• [Task goal]
Convert every line of the rows below into a JSON list of strings, one string per line, leaving out any blank lines.

— Start of Task input —

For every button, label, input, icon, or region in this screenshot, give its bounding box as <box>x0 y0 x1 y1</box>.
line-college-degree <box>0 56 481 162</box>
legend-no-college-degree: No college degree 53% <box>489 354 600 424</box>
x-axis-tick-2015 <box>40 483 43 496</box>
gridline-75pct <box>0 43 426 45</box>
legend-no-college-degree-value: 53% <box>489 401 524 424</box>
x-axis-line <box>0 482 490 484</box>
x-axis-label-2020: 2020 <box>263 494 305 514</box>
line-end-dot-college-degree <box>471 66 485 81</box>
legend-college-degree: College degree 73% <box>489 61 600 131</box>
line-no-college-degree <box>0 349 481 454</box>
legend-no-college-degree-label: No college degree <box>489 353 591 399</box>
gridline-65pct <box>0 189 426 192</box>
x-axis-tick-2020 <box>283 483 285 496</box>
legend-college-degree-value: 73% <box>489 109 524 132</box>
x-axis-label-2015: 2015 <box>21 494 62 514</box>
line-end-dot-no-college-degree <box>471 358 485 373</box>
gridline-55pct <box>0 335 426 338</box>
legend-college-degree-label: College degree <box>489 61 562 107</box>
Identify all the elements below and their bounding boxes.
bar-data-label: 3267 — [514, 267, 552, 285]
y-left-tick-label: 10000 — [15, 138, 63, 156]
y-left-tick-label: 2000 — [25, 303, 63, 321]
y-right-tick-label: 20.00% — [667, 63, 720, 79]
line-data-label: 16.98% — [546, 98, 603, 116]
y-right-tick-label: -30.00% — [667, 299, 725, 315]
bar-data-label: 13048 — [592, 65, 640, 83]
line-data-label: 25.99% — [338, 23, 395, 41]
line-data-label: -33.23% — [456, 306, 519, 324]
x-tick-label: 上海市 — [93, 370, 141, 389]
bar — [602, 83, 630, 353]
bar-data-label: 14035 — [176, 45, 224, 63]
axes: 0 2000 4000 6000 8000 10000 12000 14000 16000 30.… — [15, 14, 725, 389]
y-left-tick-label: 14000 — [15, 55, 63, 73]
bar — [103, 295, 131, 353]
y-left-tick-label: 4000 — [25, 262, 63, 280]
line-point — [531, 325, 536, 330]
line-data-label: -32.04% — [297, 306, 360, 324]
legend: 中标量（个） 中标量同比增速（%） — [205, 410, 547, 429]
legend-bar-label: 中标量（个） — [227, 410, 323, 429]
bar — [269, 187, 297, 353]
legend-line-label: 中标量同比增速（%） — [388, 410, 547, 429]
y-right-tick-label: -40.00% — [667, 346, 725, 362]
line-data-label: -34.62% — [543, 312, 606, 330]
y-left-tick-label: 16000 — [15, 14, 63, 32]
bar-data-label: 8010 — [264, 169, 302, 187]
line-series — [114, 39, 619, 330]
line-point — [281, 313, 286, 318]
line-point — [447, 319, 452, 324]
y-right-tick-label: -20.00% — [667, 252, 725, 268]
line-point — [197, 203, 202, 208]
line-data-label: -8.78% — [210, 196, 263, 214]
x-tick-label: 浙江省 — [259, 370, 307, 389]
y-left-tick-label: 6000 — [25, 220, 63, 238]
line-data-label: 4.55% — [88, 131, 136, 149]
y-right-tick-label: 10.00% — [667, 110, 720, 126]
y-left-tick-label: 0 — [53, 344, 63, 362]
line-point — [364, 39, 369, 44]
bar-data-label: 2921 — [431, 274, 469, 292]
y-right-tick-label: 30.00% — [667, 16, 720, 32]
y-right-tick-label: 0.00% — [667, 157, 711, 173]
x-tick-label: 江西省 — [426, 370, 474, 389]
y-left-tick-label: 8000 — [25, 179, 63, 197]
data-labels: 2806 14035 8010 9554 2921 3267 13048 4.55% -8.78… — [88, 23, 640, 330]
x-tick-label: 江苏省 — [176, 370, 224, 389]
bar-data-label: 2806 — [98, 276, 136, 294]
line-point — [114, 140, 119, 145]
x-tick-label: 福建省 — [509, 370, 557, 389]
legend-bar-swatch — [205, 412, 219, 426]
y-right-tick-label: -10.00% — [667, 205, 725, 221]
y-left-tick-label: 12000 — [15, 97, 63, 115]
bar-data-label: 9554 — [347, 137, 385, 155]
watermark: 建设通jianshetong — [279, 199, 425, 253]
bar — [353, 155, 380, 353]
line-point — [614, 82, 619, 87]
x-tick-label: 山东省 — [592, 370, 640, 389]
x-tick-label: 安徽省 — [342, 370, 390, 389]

— End of Task input —

• [Answer to this exercise]
[
  "For every button, label, input, icon, or region in this screenshot, give its bounding box as <box>x0 y0 x1 y1</box>.",
  "line-college-degree <box>0 56 481 162</box>",
  "legend-no-college-degree: No college degree 53% <box>489 354 600 424</box>",
  "x-axis-tick-2015 <box>40 483 43 496</box>",
  "gridline-75pct <box>0 43 426 45</box>",
  "legend-no-college-degree-value: 53% <box>489 401 524 424</box>",
  "x-axis-line <box>0 482 490 484</box>",
  "x-axis-label-2020: 2020 <box>263 494 305 514</box>",
  "line-end-dot-college-degree <box>471 66 485 81</box>",
  "legend-college-degree: College degree 73% <box>489 61 600 131</box>",
  "line-no-college-degree <box>0 349 481 454</box>",
  "legend-no-college-degree-label: No college degree <box>489 353 591 399</box>",
  "gridline-65pct <box>0 189 426 192</box>",
  "x-axis-tick-2020 <box>283 483 285 496</box>",
  "legend-college-degree-value: 73% <box>489 109 524 132</box>",
  "x-axis-label-2015: 2015 <box>21 494 62 514</box>",
  "line-end-dot-no-college-degree <box>471 358 485 373</box>",
  "gridline-55pct <box>0 335 426 338</box>",
  "legend-college-degree-label: College degree <box>489 61 562 107</box>",
  "Identify all the elements below and their bounding boxes.",
  "bar-data-label: 3267 — [514, 267, 552, 285]",
  "y-left-tick-label: 10000 — [15, 138, 63, 156]",
  "y-left-tick-label: 2000 — [25, 303, 63, 321]",
  "y-right-tick-label: 20.00% — [667, 63, 720, 79]",
  "line-data-label: 16.98% — [546, 98, 603, 116]",
  "y-right-tick-label: -30.00% — [667, 299, 725, 315]",
  "bar-data-label: 13048 — [592, 65, 640, 83]",
  "line-data-label: 25.99% — [338, 23, 395, 41]",
  "line-data-label: -33.23% — [456, 306, 519, 324]",
  "x-tick-label: 上海市 — [93, 370, 141, 389]",
  "bar — [602, 83, 630, 353]",
  "bar-data-label: 14035 — [176, 45, 224, 63]",
  "axes: 0 2000 4000 6000 8000 10000 12000 14000 16000 30.… — [15, 14, 725, 389]",
  "y-left-tick-label: 14000 — [15, 55, 63, 73]",
  "bar — [103, 295, 131, 353]",
  "y-left-tick-label: 4000 — [25, 262, 63, 280]",
  "line-point — [531, 325, 536, 330]",
  "line-data-label: -32.04% — [297, 306, 360, 324]",
  "legend: 中标量（个） 中标量同比增速（%） — [205, 410, 547, 429]",
  "legend-bar-label: 中标量（个） — [227, 410, 323, 429]",
  "bar — [269, 187, 297, 353]",
  "legend-line-label: 中标量同比增速（%） — [388, 410, 547, 429]",
  "y-right-tick-label: -40.00% — [667, 346, 725, 362]",
  "line-data-label: -34.62% — [543, 312, 606, 330]",
  "y-left-tick-label: 16000 — [15, 14, 63, 32]",
  "bar-data-label: 8010 — [264, 169, 302, 187]",
  "line-series — [114, 39, 619, 330]",
  "line-point — [281, 313, 286, 318]",
  "line-point — [447, 319, 452, 324]",
  "y-right-tick-label: -20.00% — [667, 252, 725, 268]",
  "line-point — [197, 203, 202, 208]",
  "line-data-label: -8.78% — [210, 196, 263, 214]",
  "x-tick-label: 浙江省 — [259, 370, 307, 389]",
  "y-left-tick-label: 6000 — [25, 220, 63, 238]",
  "line-data-label: 4.55% — [88, 131, 136, 149]",
  "y-right-tick-label: 10.00% — [667, 110, 720, 126]",
  "y-left-tick-label: 0 — [53, 344, 63, 362]",
  "line-point — [364, 39, 369, 44]",
  "bar-data-label: 2921 — [431, 274, 469, 292]",
  "y-right-tick-label: 30.00% — [667, 16, 720, 32]",
  "y-right-tick-label: 0.00% — [667, 157, 711, 173]",
  "x-tick-label: 江西省 — [426, 370, 474, 389]",
  "y-left-tick-label: 8000 — [25, 179, 63, 197]",
  "data-labels: 2806 14035 8010 9554 2921 3267 13048 4.55% -8.78… — [88, 23, 640, 330]",
  "x-tick-label: 江苏省 — [176, 370, 224, 389]",
  "bar-data-label: 2806 — [98, 276, 136, 294]",
  "line-point — [114, 140, 119, 145]",
  "x-tick-label: 福建省 — [509, 370, 557, 389]",
  "legend-bar-swatch — [205, 412, 219, 426]",
  "y-right-tick-label: -10.00% — [667, 205, 725, 221]",
  "y-left-tick-label: 12000 — [15, 97, 63, 115]",
  "bar-data-label: 9554 — [347, 137, 385, 155]",
  "watermark: 建设通jianshetong — [279, 199, 425, 253]",
  "bar — [353, 155, 380, 353]",
  "line-point — [614, 82, 619, 87]",
  "x-tick-label: 山东省 — [592, 370, 640, 389]",
  "x-tick-label: 安徽省 — [342, 370, 390, 389]"
]